**Directions**
Select the lines of the records containing the word "Ratio" and list them.

# # # # #

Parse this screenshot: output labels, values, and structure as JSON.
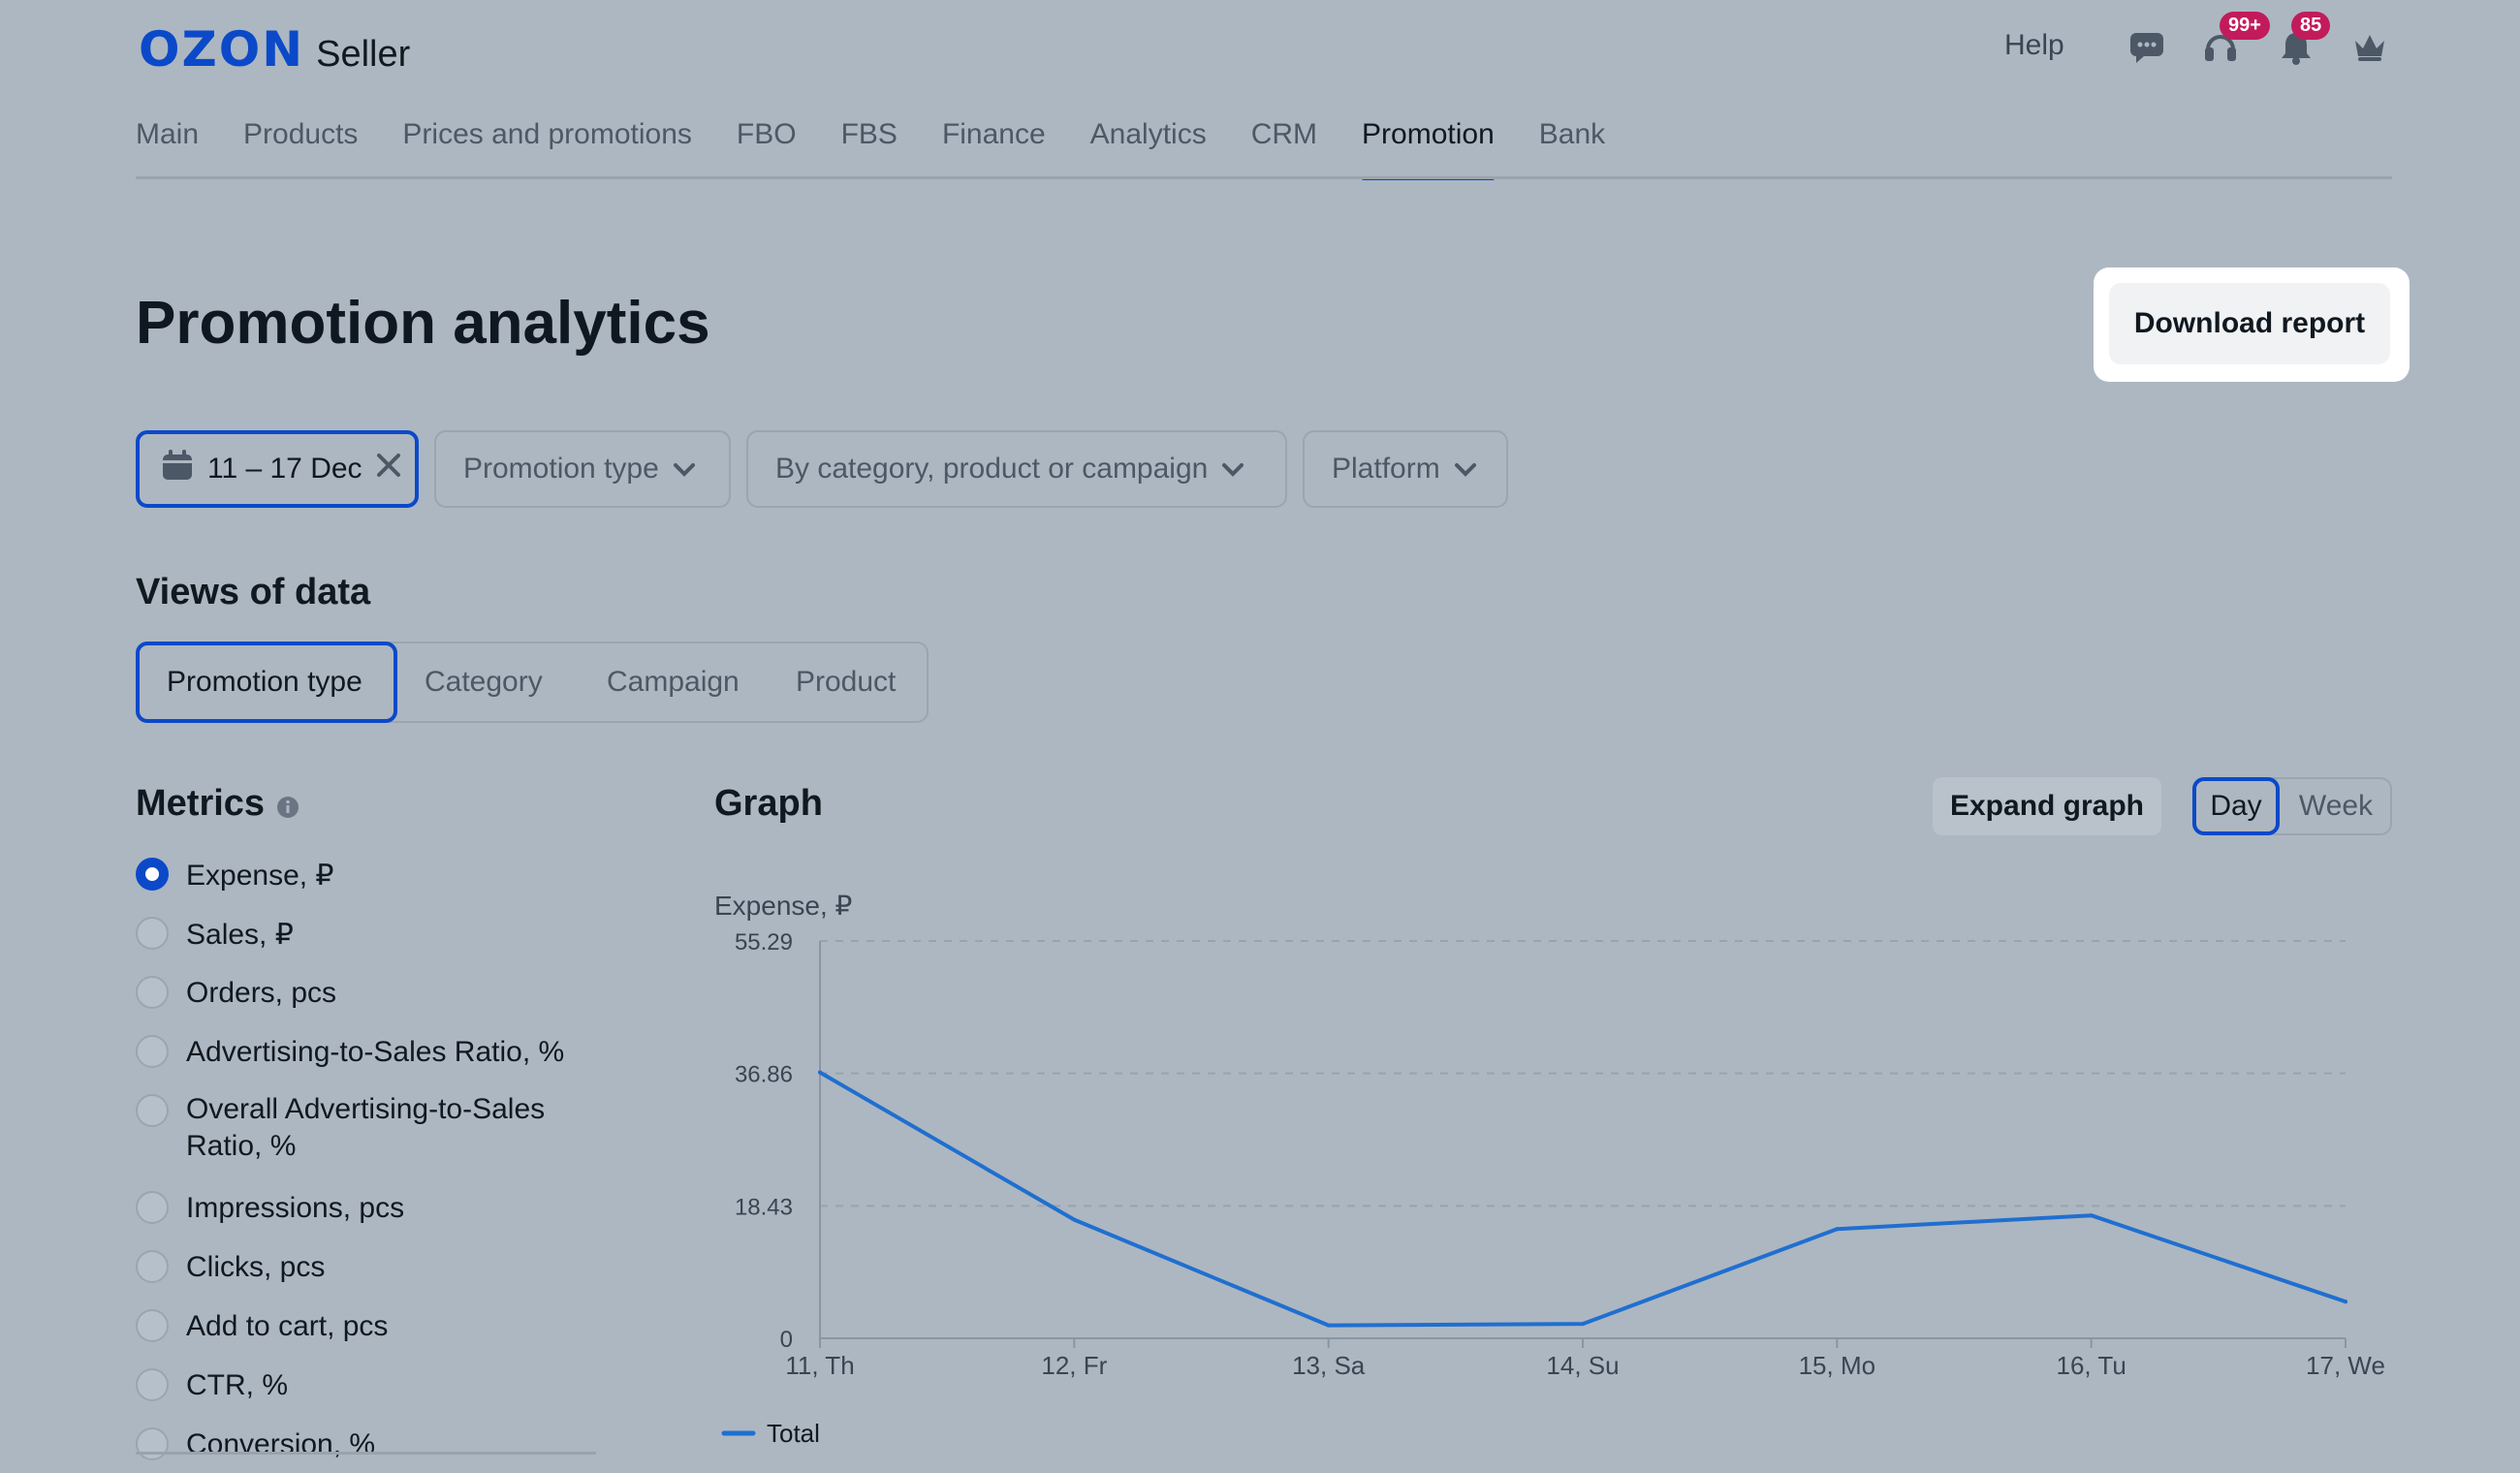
{
  "header": {
    "logo_brand": "OZON",
    "logo_product": "Seller",
    "help_label": "Help",
    "icons": [
      "chat-icon",
      "support-icon",
      "bell-icon",
      "crown-icon"
    ],
    "support_badge": "99+",
    "notifications_badge": "85"
  },
  "nav": {
    "items": [
      "Main",
      "Products",
      "Prices and promotions",
      "FBO",
      "FBS",
      "Finance",
      "Analytics",
      "CRM",
      "Promotion",
      "Bank"
    ],
    "active": "Promotion"
  },
  "page": {
    "title": "Promotion analytics",
    "download_label": "Download report"
  },
  "filters": {
    "date": "11 – 17 Dec",
    "promotion_type": "Promotion type",
    "search": "By category, product or campaign",
    "platform": "Platform"
  },
  "views": {
    "title": "Views of data",
    "tabs": [
      "Promotion type",
      "Category",
      "Campaign",
      "Product"
    ],
    "active": "Promotion type"
  },
  "metrics": {
    "title": "Metrics",
    "selected": "Expense, ₽",
    "items": [
      "Expense, ₽",
      "Sales, ₽",
      "Orders, pcs",
      "Advertising-to-Sales Ratio, %",
      "Overall Advertising-to-Sales Ratio, %",
      "Impressions, pcs",
      "Clicks, pcs",
      "Add to cart, pcs",
      "CTR, %",
      "Conversion, %"
    ]
  },
  "graph": {
    "title": "Graph",
    "expand_label": "Expand graph",
    "period_options": [
      "Day",
      "Week"
    ],
    "period_selected": "Day"
  },
  "colors": {
    "accent": "#0b49c9",
    "line": "#1f6fd0",
    "badge": "#c21b5b",
    "background": "#adb7c1"
  },
  "chart_data": {
    "type": "line",
    "ylabel": "Expense, ₽",
    "categories": [
      "11, Th",
      "12, Fr",
      "13, Sa",
      "14, Su",
      "15, Mo",
      "16, Tu",
      "17, We"
    ],
    "yticks": [
      "0",
      "18.43",
      "36.86",
      "55.29"
    ],
    "ylim": [
      0,
      55.29
    ],
    "series": [
      {
        "name": "Total",
        "values": [
          37.0,
          16.5,
          1.8,
          2.0,
          15.2,
          17.1,
          5.1
        ]
      }
    ],
    "grid": true,
    "legend": "bottom-left"
  }
}
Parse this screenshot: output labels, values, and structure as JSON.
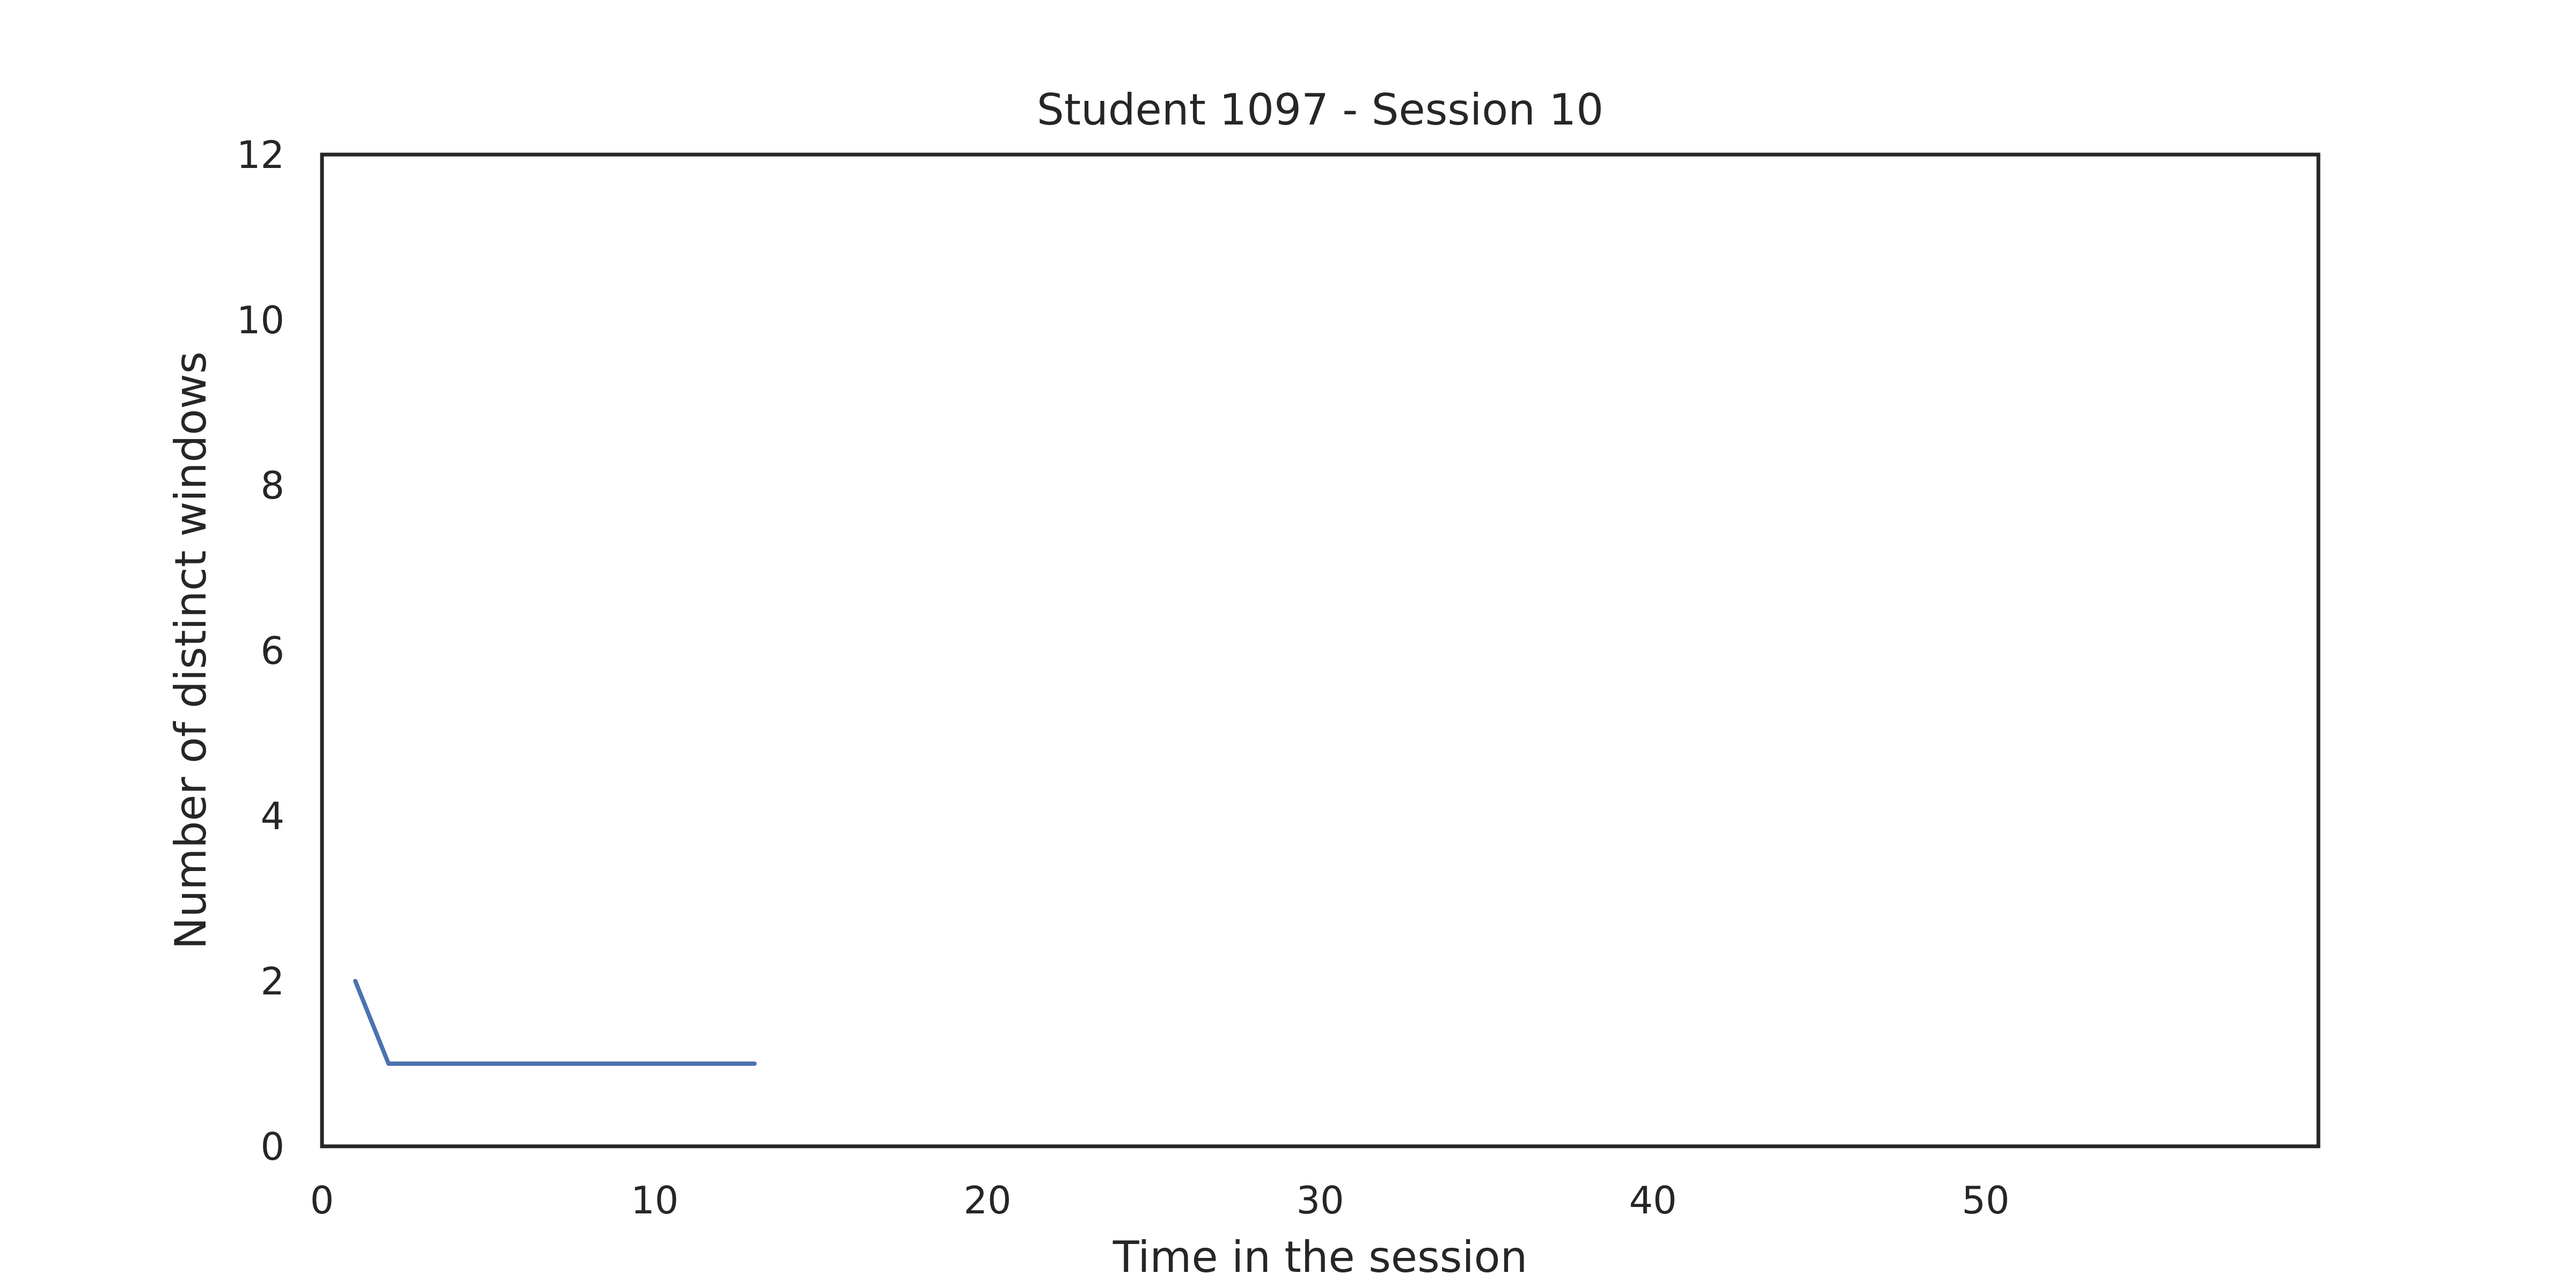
{
  "chart_data": {
    "type": "line",
    "title": "Student 1097 - Session 10",
    "xlabel": "Time in the session",
    "ylabel": "Number of distinct windows",
    "xlim": [
      0,
      60
    ],
    "ylim": [
      0,
      12
    ],
    "xticks": [
      0,
      10,
      20,
      30,
      40,
      50
    ],
    "yticks": [
      0,
      2,
      4,
      6,
      8,
      10,
      12
    ],
    "grid": false,
    "legend": "none",
    "series": [
      {
        "color": "#4c72b0",
        "x": [
          1,
          2,
          3,
          4,
          5,
          6,
          7,
          8,
          9,
          10,
          11,
          12,
          13
        ],
        "y": [
          2,
          1,
          1,
          1,
          1,
          1,
          1,
          1,
          1,
          1,
          1,
          1,
          1
        ]
      }
    ]
  }
}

# # # # #

**Result for this exercise**
      "Advertising-to-Sales Ratio, %",
      "Overall Advertising-to-Sales Ratio, %",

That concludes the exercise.